**TASK DETAILS:**
Go through the entries and transcribe each one exactly, dropping the pictures.

----------

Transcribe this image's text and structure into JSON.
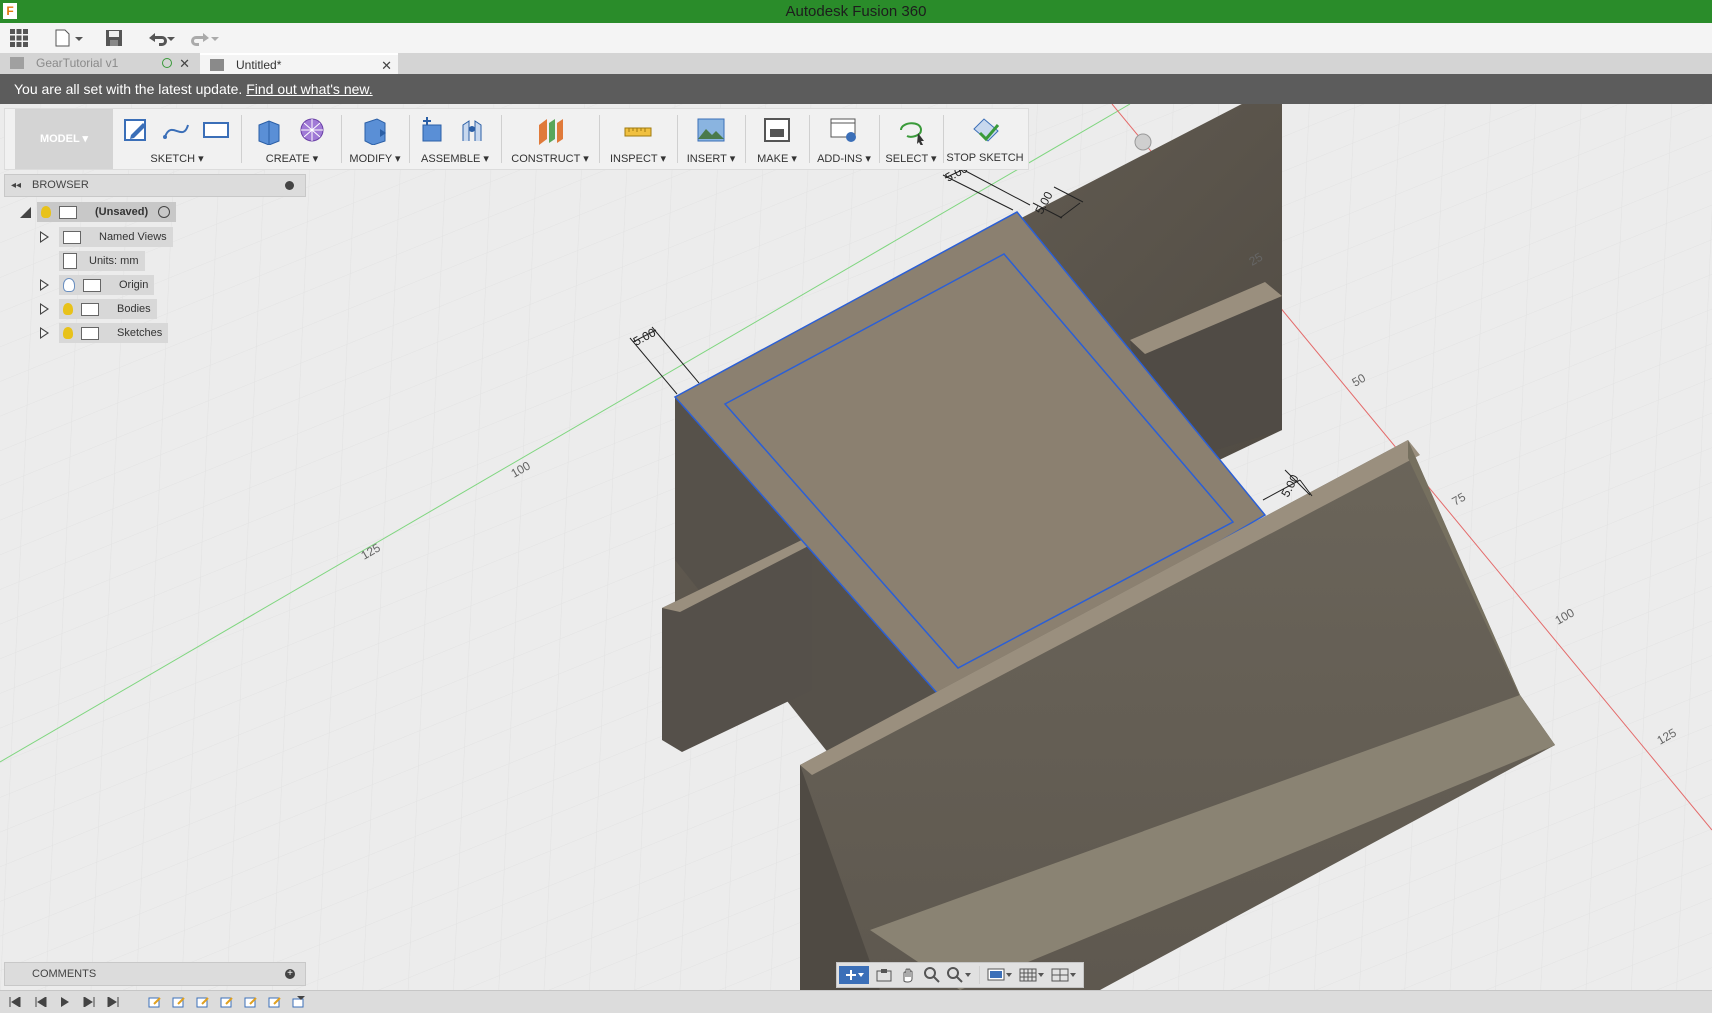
{
  "app": {
    "title": "Autodesk Fusion 360",
    "logo": "F"
  },
  "quick_access": {
    "items": [
      "apps-grid-icon",
      "file-icon",
      "save-icon",
      "undo-icon",
      "redo-icon"
    ]
  },
  "tabs": [
    {
      "label": "GearTutorial v1",
      "active": false,
      "close": "✕"
    },
    {
      "label": "Untitled*",
      "active": true,
      "close": "✕"
    }
  ],
  "notice": {
    "text": "You are all set with the latest update. ",
    "link": "Find out what's new."
  },
  "toolbar": {
    "workspace": "MODEL ▾",
    "groups": [
      {
        "id": "sketch",
        "label": "SKETCH ▾"
      },
      {
        "id": "create",
        "label": "CREATE ▾"
      },
      {
        "id": "modify",
        "label": "MODIFY ▾"
      },
      {
        "id": "assemble",
        "label": "ASSEMBLE ▾"
      },
      {
        "id": "construct",
        "label": "CONSTRUCT ▾"
      },
      {
        "id": "inspect",
        "label": "INSPECT ▾"
      },
      {
        "id": "insert",
        "label": "INSERT ▾"
      },
      {
        "id": "make",
        "label": "MAKE ▾"
      },
      {
        "id": "addins",
        "label": "ADD-INS ▾"
      },
      {
        "id": "select",
        "label": "SELECT ▾"
      },
      {
        "id": "stop",
        "label": "STOP SKETCH"
      }
    ]
  },
  "browser": {
    "title": "BROWSER",
    "root": "(Unsaved)",
    "items": [
      "Named Views",
      "Units: mm",
      "Origin",
      "Bodies",
      "Sketches"
    ]
  },
  "comments": {
    "title": "COMMENTS"
  },
  "viewport": {
    "dimensions": [
      "5.00",
      "5.00",
      "5.00",
      "5.00"
    ],
    "red_axis_ticks": [
      "25",
      "50",
      "75",
      "100",
      "125"
    ],
    "green_axis_ticks": [
      "100",
      "125"
    ],
    "colors": {
      "body_top": "#8b8070",
      "body_side": "#5a544b",
      "sketch_line": "#2b5fd6",
      "green_axis": "#7fd67f",
      "red_axis": "#e46a6a"
    }
  },
  "navbar": {
    "items": [
      "orbit-icon",
      "look-at-icon",
      "pan-icon",
      "zoom-icon",
      "zoom-window-icon",
      "display-settings-icon",
      "grid-icon",
      "viewports-icon"
    ]
  }
}
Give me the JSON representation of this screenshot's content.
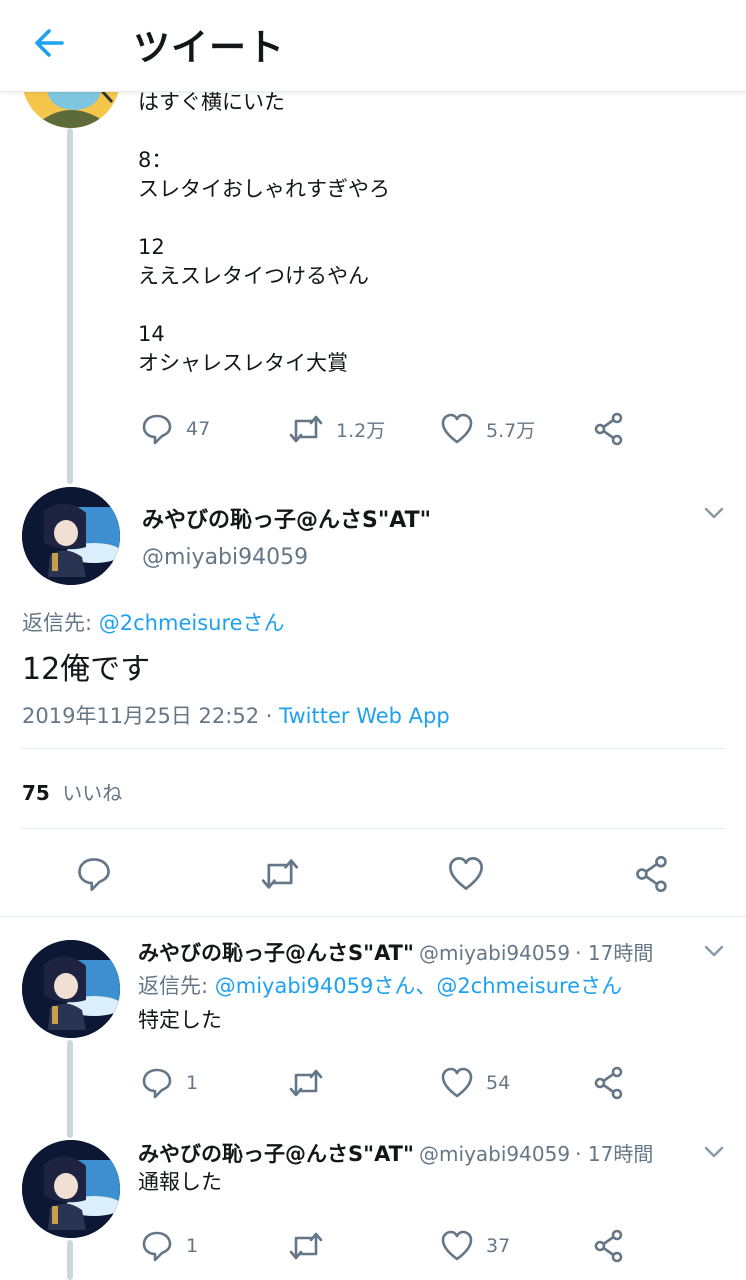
{
  "header": {
    "title": "ツイート"
  },
  "prev_tweet": {
    "lines": [
      "はすぐ横にいた",
      "",
      "8：",
      "スレタイおしゃれすぎやろ",
      "",
      "12",
      "ええスレタイつけるやん",
      "",
      "14",
      "オシャレスレタイ大賞"
    ],
    "stats": {
      "replies": "47",
      "retweets": "1.2万",
      "likes": "5.7万"
    }
  },
  "main_tweet": {
    "name": "みやびの恥っ子@んさS\"AT\"",
    "handle": "@miyabi94059",
    "reply_prefix": "返信先:",
    "reply_to": "@2chmeisureさん",
    "text": "12俺です",
    "timestamp": "2019年11月25日 22:52",
    "separator": "·",
    "source": "Twitter Web App",
    "likes_count": "75",
    "likes_label": "いいね"
  },
  "replies": [
    {
      "name": "みやびの恥っ子@んさS\"AT\"",
      "handle": "@miyabi94059",
      "time": "· 17時間",
      "reply_prefix": "返信先:",
      "reply_to": "@miyabi94059さん、@2chmeisureさん",
      "text": "特定した",
      "replies": "1",
      "likes": "54"
    },
    {
      "name": "みやびの恥っ子@んさS\"AT\"",
      "handle": "@miyabi94059",
      "time": "· 17時間",
      "text": "通報した",
      "replies": "1",
      "likes": "37"
    }
  ],
  "colors": {
    "accent": "#1da1f2",
    "muted": "#657786",
    "line": "#ccd6dd"
  }
}
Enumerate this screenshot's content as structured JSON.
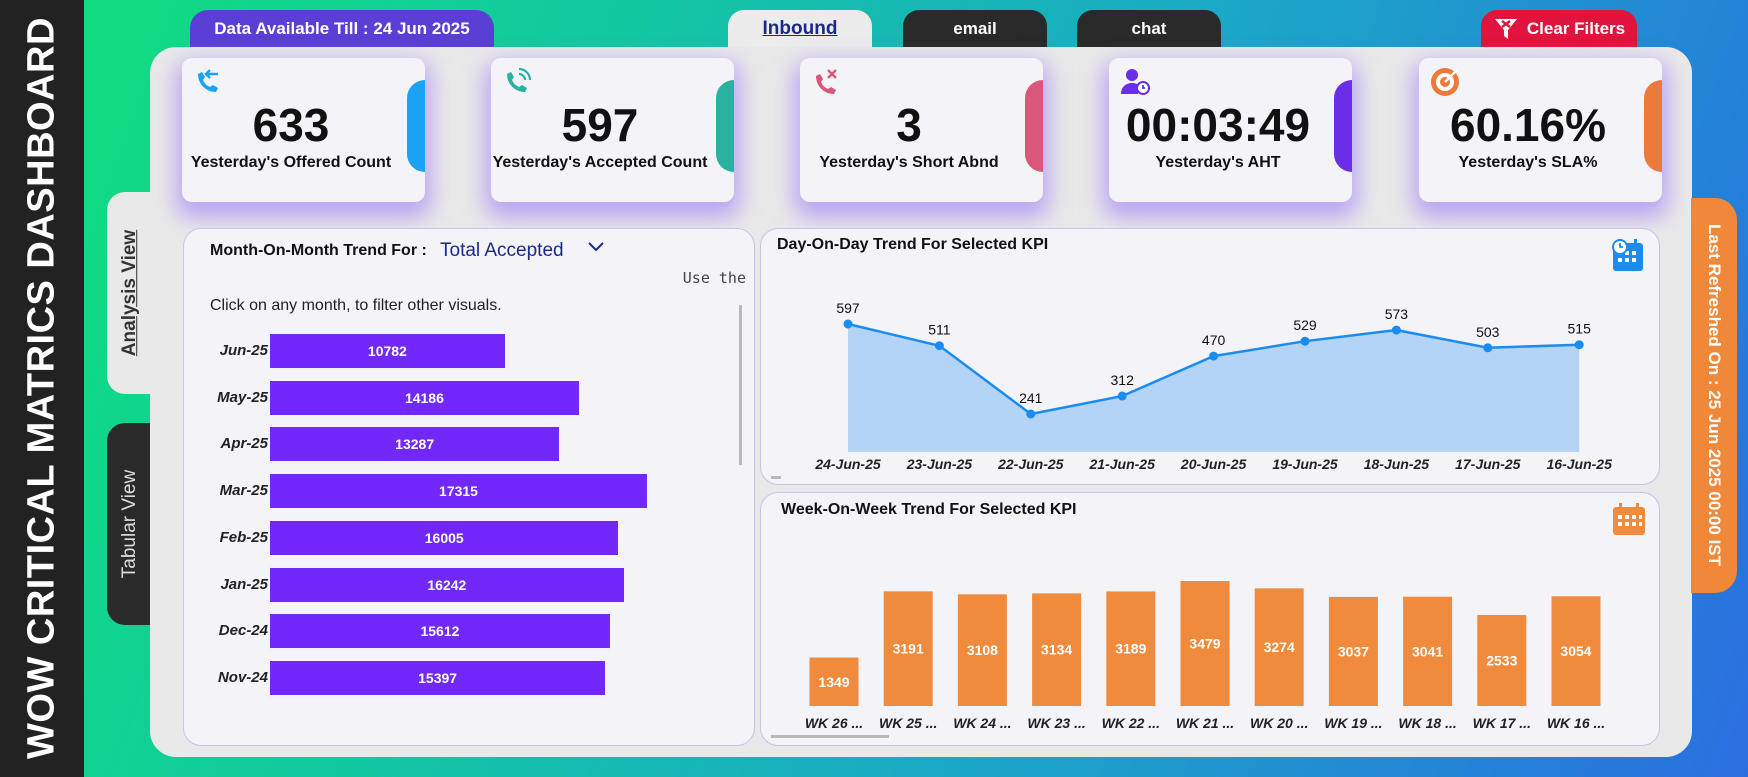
{
  "side_title": "WOW CRITICAL MATRICS DASHBOARD",
  "top_bar": {
    "data_till": "Data Available Till : 24 Jun 2025",
    "tabs": [
      "Inbound",
      "email",
      "chat"
    ],
    "clear_filters": "Clear Filters"
  },
  "side_tabs": {
    "analysis": "Analysis View",
    "tabular": "Tabular View"
  },
  "last_refreshed": "Last Refreshed On : 25 Jun 2025 00:00 IST",
  "kpis": [
    {
      "value": "633",
      "label": "Yesterday's Offered Count",
      "icon": "phone-incoming-icon",
      "accent": "#1aa3f5"
    },
    {
      "value": "597",
      "label": "Yesterday's Accepted Count",
      "icon": "phone-call-icon",
      "accent": "#28b3a0"
    },
    {
      "value": "3",
      "label": "Yesterday's Short Abnd",
      "icon": "phone-missed-icon",
      "accent": "#d9577a"
    },
    {
      "value": "00:03:49",
      "label": "Yesterday's AHT",
      "icon": "user-clock-icon",
      "accent": "#6a2de8"
    },
    {
      "value": "60.16%",
      "label": "Yesterday's SLA%",
      "icon": "target-icon",
      "accent": "#ec7a3a"
    }
  ],
  "mom": {
    "title": "Month-On-Month Trend For :",
    "selected_kpi": "Total Accepted",
    "note": "Use the",
    "hint": "Click on any month, to filter other visuals."
  },
  "dod_title": "Day-On-Day Trend For Selected KPI",
  "wow_title": "Week-On-Week Trend For Selected KPI",
  "chart_data": [
    {
      "type": "bar",
      "orientation": "horizontal",
      "title": "Month-On-Month Trend For : Total Accepted",
      "categories": [
        "Jun-25",
        "May-25",
        "Apr-25",
        "Mar-25",
        "Feb-25",
        "Jan-25",
        "Dec-24",
        "Nov-24"
      ],
      "values": [
        10782,
        14186,
        13287,
        17315,
        16005,
        16242,
        15612,
        15397
      ],
      "color": "#7228fa"
    },
    {
      "type": "area",
      "title": "Day-On-Day Trend For Selected KPI",
      "categories": [
        "24-Jun-25",
        "23-Jun-25",
        "22-Jun-25",
        "21-Jun-25",
        "20-Jun-25",
        "19-Jun-25",
        "18-Jun-25",
        "17-Jun-25",
        "16-Jun-25"
      ],
      "values": [
        597,
        511,
        241,
        312,
        470,
        529,
        573,
        503,
        515
      ],
      "color": "#1a8cf0",
      "fill": "#b3d3f7"
    },
    {
      "type": "bar",
      "title": "Week-On-Week Trend For Selected KPI",
      "categories": [
        "WK 26 ...",
        "WK 25 ...",
        "WK 24 ...",
        "WK 23 ...",
        "WK 22 ...",
        "WK 21 ...",
        "WK 20 ...",
        "WK 19 ...",
        "WK 18 ...",
        "WK 17 ...",
        "WK 16 ..."
      ],
      "values": [
        1349,
        3191,
        3108,
        3134,
        3189,
        3479,
        3274,
        3037,
        3041,
        2533,
        3054
      ],
      "color": "#f08a3c"
    }
  ]
}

----------

**EXERCISE RESULT:**
Transcribe this image's text and structure into JSON.
{
  "app": {
    "title": "Autodesk Fusion 360",
    "logo": "F"
  },
  "quick_access": {
    "items": [
      "apps-grid-icon",
      "file-icon",
      "save-icon",
      "undo-icon",
      "redo-icon"
    ]
  },
  "tabs": [
    {
      "label": "GearTutorial v1",
      "active": false,
      "close": "✕"
    },
    {
      "label": "Untitled*",
      "active": true,
      "close": "✕"
    }
  ],
  "notice": {
    "text": "You are all set with the latest update. ",
    "link": "Find out what's new."
  },
  "toolbar": {
    "workspace": "MODEL ▾",
    "groups": [
      {
        "id": "sketch",
        "label": "SKETCH ▾"
      },
      {
        "id": "create",
        "label": "CREATE ▾"
      },
      {
        "id": "modify",
        "label": "MODIFY ▾"
      },
      {
        "id": "assemble",
        "label": "ASSEMBLE ▾"
      },
      {
        "id": "construct",
        "label": "CONSTRUCT ▾"
      },
      {
        "id": "inspect",
        "label": "INSPECT ▾"
      },
      {
        "id": "insert",
        "label": "INSERT ▾"
      },
      {
        "id": "make",
        "label": "MAKE ▾"
      },
      {
        "id": "addins",
        "label": "ADD-INS ▾"
      },
      {
        "id": "select",
        "label": "SELECT ▾"
      },
      {
        "id": "stop",
        "label": "STOP SKETCH"
      }
    ]
  },
  "browser": {
    "title": "BROWSER",
    "root": "(Unsaved)",
    "items": [
      "Named Views",
      "Units: mm",
      "Origin",
      "Bodies",
      "Sketches"
    ]
  },
  "comments": {
    "title": "COMMENTS"
  },
  "viewport": {
    "dimensions": [
      "5.00",
      "5.00",
      "5.00",
      "5.00"
    ],
    "red_axis_ticks": [
      "25",
      "50",
      "75",
      "100",
      "125"
    ],
    "green_axis_ticks": [
      "100",
      "125"
    ],
    "colors": {
      "body_top": "#8b8070",
      "body_side": "#5a544b",
      "sketch_line": "#2b5fd6",
      "green_axis": "#7fd67f",
      "red_axis": "#e46a6a"
    }
  },
  "navbar": {
    "items": [
      "orbit-icon",
      "look-at-icon",
      "pan-icon",
      "zoom-icon",
      "zoom-window-icon",
      "display-settings-icon",
      "grid-icon",
      "viewports-icon"
    ]
  }
}
Give me the JSON representation of this screenshot's content.
{
  "header": {
    "title": "ツイート"
  },
  "prev_tweet": {
    "lines": [
      "はすぐ横にいた",
      "",
      "8：",
      "スレタイおしゃれすぎやろ",
      "",
      "12",
      "ええスレタイつけるやん",
      "",
      "14",
      "オシャレスレタイ大賞"
    ],
    "stats": {
      "replies": "47",
      "retweets": "1.2万",
      "likes": "5.7万"
    }
  },
  "main_tweet": {
    "name": "みやびの恥っ子@んさS\"AT\"",
    "handle": "@miyabi94059",
    "reply_prefix": "返信先:",
    "reply_to": "@2chmeisureさん",
    "text": "12俺です",
    "timestamp": "2019年11月25日 22:52",
    "separator": "·",
    "source": "Twitter Web App",
    "likes_count": "75",
    "likes_label": "いいね"
  },
  "replies": [
    {
      "name": "みやびの恥っ子@んさS\"AT\"",
      "handle": "@miyabi94059",
      "time": "· 17時間",
      "reply_prefix": "返信先:",
      "reply_to": "@miyabi94059さん、@2chmeisureさん",
      "text": "特定した",
      "replies": "1",
      "likes": "54"
    },
    {
      "name": "みやびの恥っ子@んさS\"AT\"",
      "handle": "@miyabi94059",
      "time": "· 17時間",
      "text": "通報した",
      "replies": "1",
      "likes": "37"
    }
  ],
  "colors": {
    "accent": "#1da1f2",
    "muted": "#657786",
    "line": "#ccd6dd"
  }
}
Enumerate this screenshot's content as structured JSON.
{
  "side_title": "WOW CRITICAL MATRICS DASHBOARD",
  "top_bar": {
    "data_till": "Data Available Till : 24 Jun 2025",
    "tabs": [
      "Inbound",
      "email",
      "chat"
    ],
    "clear_filters": "Clear Filters"
  },
  "side_tabs": {
    "analysis": "Analysis View",
    "tabular": "Tabular View"
  },
  "last_refreshed": "Last Refreshed On : 25 Jun 2025 00:00 IST",
  "kpis": [
    {
      "value": "633",
      "label": "Yesterday's Offered Count",
      "icon": "phone-incoming-icon",
      "accent": "#1aa3f5"
    },
    {
      "value": "597",
      "label": "Yesterday's Accepted Count",
      "icon": "phone-call-icon",
      "accent": "#28b3a0"
    },
    {
      "value": "3",
      "label": "Yesterday's Short Abnd",
      "icon": "phone-missed-icon",
      "accent": "#d9577a"
    },
    {
      "value": "00:03:49",
      "label": "Yesterday's AHT",
      "icon": "user-clock-icon",
      "accent": "#6a2de8"
    },
    {
      "value": "60.16%",
      "label": "Yesterday's SLA%",
      "icon": "target-icon",
      "accent": "#ec7a3a"
    }
  ],
  "mom": {
    "title": "Month-On-Month Trend For :",
    "selected_kpi": "Total Accepted",
    "note": "Use the",
    "hint": "Click on any month, to filter other visuals."
  },
  "dod_title": "Day-On-Day Trend For Selected KPI",
  "wow_title": "Week-On-Week Trend For Selected KPI",
  "chart_data": [
    {
      "type": "bar",
      "orientation": "horizontal",
      "title": "Month-On-Month Trend For : Total Accepted",
      "categories": [
        "Jun-25",
        "May-25",
        "Apr-25",
        "Mar-25",
        "Feb-25",
        "Jan-25",
        "Dec-24",
        "Nov-24"
      ],
      "values": [
        10782,
        14186,
        13287,
        17315,
        16005,
        16242,
        15612,
        15397
      ],
      "color": "#7228fa"
    },
    {
      "type": "area",
      "title": "Day-On-Day Trend For Selected KPI",
      "categories": [
        "24-Jun-25",
        "23-Jun-25",
        "22-Jun-25",
        "21-Jun-25",
        "20-Jun-25",
        "19-Jun-25",
        "18-Jun-25",
        "17-Jun-25",
        "16-Jun-25"
      ],
      "values": [
        597,
        511,
        241,
        312,
        470,
        529,
        573,
        503,
        515
      ],
      "color": "#1a8cf0",
      "fill": "#b3d3f7"
    },
    {
      "type": "bar",
      "title": "Week-On-Week Trend For Selected KPI",
      "categories": [
        "WK 26 ...",
        "WK 25 ...",
        "WK 24 ...",
        "WK 23 ...",
        "WK 22 ...",
        "WK 21 ...",
        "WK 20 ...",
        "WK 19 ...",
        "WK 18 ...",
        "WK 17 ...",
        "WK 16 ..."
      ],
      "values": [
        1349,
        3191,
        3108,
        3134,
        3189,
        3479,
        3274,
        3037,
        3041,
        2533,
        3054
      ],
      "color": "#f08a3c"
    }
  ]
}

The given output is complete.